= WHAT IS BEING ASKED =
Find every line of the listing below where "angkop" appears, and copy it.

= PROVIDED INFORMATION =
==*==

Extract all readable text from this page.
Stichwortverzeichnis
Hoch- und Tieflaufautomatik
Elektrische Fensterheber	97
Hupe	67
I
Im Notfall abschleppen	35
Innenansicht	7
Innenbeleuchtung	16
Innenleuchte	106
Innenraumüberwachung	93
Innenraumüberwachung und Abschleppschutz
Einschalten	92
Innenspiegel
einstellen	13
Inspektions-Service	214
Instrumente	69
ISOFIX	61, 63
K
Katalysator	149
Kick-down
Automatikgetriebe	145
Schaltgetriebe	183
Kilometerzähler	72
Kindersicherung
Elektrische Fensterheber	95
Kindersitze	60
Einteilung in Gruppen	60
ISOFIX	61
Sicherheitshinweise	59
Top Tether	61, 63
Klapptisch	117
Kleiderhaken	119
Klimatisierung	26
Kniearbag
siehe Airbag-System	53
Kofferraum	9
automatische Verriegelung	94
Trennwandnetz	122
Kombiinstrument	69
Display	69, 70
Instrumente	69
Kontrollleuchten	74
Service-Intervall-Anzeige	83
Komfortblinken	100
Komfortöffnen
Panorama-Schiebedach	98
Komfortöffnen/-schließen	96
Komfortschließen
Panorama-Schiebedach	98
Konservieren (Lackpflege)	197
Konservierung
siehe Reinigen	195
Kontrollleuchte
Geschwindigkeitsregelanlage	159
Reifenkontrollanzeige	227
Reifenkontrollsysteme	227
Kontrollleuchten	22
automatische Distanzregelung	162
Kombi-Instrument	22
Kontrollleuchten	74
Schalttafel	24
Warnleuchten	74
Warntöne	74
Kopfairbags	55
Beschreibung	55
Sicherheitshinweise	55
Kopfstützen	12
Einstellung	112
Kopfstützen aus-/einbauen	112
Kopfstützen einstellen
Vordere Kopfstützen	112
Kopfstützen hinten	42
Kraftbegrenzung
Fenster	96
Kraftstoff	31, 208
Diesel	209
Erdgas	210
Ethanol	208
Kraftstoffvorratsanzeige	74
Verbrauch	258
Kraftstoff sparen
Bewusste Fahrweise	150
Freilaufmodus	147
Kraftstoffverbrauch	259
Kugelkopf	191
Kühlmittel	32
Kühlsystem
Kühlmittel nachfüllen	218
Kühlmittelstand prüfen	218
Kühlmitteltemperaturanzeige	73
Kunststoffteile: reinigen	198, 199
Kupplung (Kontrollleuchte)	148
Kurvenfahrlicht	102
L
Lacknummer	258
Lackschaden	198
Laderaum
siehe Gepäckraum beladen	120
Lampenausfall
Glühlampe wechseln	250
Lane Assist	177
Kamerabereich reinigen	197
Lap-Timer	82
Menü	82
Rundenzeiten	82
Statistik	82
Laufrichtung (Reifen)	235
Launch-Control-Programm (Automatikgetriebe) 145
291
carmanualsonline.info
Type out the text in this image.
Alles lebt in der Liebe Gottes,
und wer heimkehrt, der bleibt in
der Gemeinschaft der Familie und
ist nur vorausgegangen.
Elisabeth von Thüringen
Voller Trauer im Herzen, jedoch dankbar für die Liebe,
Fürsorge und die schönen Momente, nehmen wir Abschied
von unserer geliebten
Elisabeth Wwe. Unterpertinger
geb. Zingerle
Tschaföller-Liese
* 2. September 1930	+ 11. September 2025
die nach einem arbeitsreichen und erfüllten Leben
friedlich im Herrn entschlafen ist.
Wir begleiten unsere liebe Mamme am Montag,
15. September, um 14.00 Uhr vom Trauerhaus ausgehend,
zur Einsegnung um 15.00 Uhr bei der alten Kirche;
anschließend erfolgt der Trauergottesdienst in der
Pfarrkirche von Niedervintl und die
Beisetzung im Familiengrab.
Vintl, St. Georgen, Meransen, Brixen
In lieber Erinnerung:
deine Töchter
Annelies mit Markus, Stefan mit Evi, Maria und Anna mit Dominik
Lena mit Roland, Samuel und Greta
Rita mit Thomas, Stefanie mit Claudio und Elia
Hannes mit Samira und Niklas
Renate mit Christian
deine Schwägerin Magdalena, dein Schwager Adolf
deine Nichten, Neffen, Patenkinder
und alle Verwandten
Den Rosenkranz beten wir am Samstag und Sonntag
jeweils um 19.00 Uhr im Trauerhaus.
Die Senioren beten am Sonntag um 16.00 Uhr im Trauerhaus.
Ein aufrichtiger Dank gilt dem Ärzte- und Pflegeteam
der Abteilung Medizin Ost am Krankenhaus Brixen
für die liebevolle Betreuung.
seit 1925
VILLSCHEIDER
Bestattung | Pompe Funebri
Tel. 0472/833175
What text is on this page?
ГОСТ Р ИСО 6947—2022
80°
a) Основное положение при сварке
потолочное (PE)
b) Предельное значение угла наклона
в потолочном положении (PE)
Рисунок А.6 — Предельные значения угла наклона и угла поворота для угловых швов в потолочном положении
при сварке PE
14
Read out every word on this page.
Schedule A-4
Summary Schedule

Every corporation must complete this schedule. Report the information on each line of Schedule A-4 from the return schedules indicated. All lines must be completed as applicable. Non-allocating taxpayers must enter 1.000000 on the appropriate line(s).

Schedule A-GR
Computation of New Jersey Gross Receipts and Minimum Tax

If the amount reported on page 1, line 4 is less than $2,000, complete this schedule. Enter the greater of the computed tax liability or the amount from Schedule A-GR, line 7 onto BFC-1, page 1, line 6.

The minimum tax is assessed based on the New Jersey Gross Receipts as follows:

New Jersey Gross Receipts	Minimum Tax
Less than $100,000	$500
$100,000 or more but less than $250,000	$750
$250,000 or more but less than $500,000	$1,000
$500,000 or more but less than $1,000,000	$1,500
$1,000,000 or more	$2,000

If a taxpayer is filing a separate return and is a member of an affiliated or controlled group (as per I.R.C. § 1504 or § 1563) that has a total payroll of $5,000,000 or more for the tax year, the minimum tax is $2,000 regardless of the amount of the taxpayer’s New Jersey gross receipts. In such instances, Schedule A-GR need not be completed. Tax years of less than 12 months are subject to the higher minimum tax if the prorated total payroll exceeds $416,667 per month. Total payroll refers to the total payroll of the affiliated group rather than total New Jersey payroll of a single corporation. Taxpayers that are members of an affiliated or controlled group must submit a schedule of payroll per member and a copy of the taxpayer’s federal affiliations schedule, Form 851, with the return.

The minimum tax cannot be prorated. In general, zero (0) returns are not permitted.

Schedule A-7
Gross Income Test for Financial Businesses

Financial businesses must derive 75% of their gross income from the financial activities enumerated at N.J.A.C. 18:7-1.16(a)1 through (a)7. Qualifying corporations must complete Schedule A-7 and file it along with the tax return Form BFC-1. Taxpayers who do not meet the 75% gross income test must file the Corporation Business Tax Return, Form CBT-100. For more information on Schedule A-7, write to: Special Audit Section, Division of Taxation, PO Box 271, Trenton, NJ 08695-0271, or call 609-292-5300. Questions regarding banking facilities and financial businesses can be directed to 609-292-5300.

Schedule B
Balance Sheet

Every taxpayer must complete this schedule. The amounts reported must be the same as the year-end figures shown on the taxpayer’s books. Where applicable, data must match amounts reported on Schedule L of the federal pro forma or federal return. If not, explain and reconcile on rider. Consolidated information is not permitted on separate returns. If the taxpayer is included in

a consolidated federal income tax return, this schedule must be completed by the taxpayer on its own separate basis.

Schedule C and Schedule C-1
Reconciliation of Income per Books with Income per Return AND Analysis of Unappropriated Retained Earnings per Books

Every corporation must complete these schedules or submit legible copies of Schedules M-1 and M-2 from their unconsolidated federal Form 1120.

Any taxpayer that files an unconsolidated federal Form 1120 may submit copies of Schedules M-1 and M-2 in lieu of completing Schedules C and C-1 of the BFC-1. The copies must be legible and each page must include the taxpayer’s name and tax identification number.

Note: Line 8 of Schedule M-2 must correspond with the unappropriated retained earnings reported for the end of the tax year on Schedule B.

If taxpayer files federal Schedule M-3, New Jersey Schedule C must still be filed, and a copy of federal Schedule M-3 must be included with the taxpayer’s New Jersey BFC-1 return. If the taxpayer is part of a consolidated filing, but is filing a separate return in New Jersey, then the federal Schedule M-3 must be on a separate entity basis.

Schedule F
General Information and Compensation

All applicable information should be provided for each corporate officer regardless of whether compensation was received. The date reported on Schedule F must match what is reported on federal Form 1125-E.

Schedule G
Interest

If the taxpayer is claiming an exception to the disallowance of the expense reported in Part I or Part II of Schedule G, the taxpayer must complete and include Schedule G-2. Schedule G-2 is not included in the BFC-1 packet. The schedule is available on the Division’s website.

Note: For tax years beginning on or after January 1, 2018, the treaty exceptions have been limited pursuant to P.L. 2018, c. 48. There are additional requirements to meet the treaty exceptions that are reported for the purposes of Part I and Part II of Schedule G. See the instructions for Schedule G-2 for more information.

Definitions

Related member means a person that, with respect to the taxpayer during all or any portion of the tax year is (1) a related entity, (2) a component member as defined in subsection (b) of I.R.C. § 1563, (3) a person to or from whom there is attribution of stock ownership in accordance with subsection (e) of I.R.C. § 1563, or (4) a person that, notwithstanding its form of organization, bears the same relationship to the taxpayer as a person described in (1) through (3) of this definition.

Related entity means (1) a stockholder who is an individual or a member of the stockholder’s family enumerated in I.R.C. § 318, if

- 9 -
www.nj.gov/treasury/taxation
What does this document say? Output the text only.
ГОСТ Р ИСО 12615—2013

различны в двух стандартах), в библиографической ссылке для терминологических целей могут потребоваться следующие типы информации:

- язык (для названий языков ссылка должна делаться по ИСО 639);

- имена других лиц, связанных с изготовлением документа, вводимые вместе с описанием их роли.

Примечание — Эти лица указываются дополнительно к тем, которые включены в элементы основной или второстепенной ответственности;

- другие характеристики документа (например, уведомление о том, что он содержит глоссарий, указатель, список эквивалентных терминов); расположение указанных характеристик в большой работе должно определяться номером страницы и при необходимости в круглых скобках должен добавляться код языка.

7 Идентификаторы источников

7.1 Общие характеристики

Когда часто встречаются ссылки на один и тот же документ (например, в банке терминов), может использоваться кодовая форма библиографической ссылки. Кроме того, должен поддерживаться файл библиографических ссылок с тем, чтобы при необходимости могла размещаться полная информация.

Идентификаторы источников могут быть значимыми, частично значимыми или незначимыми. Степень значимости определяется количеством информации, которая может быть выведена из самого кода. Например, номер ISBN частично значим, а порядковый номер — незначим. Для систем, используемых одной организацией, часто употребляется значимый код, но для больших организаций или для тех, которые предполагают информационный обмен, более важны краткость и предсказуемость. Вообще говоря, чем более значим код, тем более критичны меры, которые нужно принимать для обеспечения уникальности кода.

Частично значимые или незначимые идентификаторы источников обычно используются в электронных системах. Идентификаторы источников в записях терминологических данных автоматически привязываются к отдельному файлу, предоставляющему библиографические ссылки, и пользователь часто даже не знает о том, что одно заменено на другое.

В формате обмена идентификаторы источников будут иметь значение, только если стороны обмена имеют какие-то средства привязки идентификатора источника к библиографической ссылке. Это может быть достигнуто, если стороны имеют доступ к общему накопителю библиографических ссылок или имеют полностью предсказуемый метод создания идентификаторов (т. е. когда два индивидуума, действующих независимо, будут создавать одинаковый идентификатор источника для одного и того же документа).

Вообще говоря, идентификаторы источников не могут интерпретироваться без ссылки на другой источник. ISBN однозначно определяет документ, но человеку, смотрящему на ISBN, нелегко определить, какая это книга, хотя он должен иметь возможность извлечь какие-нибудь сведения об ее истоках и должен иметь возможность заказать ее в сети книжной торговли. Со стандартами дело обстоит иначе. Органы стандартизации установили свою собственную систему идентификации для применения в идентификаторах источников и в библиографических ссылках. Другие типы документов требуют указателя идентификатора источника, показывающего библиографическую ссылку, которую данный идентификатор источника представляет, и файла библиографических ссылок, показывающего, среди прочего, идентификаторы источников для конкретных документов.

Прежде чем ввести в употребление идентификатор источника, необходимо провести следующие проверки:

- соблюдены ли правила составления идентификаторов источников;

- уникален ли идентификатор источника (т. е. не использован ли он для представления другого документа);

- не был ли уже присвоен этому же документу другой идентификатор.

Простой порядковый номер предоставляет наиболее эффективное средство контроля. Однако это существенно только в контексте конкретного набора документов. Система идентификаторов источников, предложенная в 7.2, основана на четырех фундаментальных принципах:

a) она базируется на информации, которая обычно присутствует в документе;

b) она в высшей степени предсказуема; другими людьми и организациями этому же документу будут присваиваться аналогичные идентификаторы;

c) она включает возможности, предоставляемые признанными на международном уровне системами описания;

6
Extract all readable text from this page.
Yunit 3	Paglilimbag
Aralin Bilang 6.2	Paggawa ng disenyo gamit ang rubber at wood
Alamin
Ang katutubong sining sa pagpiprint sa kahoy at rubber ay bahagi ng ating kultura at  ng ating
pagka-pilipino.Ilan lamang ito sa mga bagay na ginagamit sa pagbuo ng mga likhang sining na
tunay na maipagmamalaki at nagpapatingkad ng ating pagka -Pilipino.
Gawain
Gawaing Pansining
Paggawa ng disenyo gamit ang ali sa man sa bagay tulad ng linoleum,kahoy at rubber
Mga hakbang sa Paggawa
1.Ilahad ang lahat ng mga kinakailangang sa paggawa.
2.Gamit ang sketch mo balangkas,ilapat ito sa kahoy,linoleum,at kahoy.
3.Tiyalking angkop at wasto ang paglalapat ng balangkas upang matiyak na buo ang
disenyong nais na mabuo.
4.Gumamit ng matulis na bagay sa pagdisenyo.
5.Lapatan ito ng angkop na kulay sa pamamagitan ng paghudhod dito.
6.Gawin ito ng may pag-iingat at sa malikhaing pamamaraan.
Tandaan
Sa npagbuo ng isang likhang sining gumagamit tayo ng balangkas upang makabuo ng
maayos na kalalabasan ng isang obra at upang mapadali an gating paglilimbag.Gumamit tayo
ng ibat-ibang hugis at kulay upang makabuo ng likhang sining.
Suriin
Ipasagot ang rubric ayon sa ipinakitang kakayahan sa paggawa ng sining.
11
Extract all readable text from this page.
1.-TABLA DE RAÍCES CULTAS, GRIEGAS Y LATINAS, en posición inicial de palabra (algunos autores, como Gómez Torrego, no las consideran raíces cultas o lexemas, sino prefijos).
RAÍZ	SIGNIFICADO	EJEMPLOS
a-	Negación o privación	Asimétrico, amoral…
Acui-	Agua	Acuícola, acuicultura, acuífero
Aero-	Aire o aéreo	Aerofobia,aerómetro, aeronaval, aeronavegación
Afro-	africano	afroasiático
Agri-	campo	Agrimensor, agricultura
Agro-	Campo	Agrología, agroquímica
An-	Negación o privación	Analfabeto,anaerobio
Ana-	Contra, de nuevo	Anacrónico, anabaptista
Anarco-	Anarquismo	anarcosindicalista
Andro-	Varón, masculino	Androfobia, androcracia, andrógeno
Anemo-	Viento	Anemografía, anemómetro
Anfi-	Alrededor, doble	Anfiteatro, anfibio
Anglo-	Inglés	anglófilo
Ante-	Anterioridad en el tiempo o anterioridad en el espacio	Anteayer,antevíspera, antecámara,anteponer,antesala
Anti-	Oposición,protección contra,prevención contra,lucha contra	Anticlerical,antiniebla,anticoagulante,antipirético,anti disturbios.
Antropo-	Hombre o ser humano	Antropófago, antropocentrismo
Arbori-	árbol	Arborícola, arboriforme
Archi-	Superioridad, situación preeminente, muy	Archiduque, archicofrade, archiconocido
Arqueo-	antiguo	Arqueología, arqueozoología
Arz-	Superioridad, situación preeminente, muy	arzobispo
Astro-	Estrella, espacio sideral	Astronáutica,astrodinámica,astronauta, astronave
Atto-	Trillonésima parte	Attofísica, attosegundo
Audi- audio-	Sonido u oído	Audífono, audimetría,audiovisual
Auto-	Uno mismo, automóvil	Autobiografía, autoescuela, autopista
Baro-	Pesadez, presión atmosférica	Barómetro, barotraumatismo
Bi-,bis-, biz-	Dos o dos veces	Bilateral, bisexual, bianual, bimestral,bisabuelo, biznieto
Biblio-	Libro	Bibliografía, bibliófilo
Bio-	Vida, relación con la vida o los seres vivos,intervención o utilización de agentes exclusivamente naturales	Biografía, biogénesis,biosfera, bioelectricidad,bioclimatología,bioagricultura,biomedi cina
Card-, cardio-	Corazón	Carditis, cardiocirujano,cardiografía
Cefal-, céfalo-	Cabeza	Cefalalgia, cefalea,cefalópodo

==*==

= ANSWER TO THE EXERCISE =
3.Tiyalking angkop at wasto ang paglalapat ng balangkas upang matiyak na buo ang
5.Lapatan ito ng angkop na kulay sa pamamagitan ng paghudhod dito.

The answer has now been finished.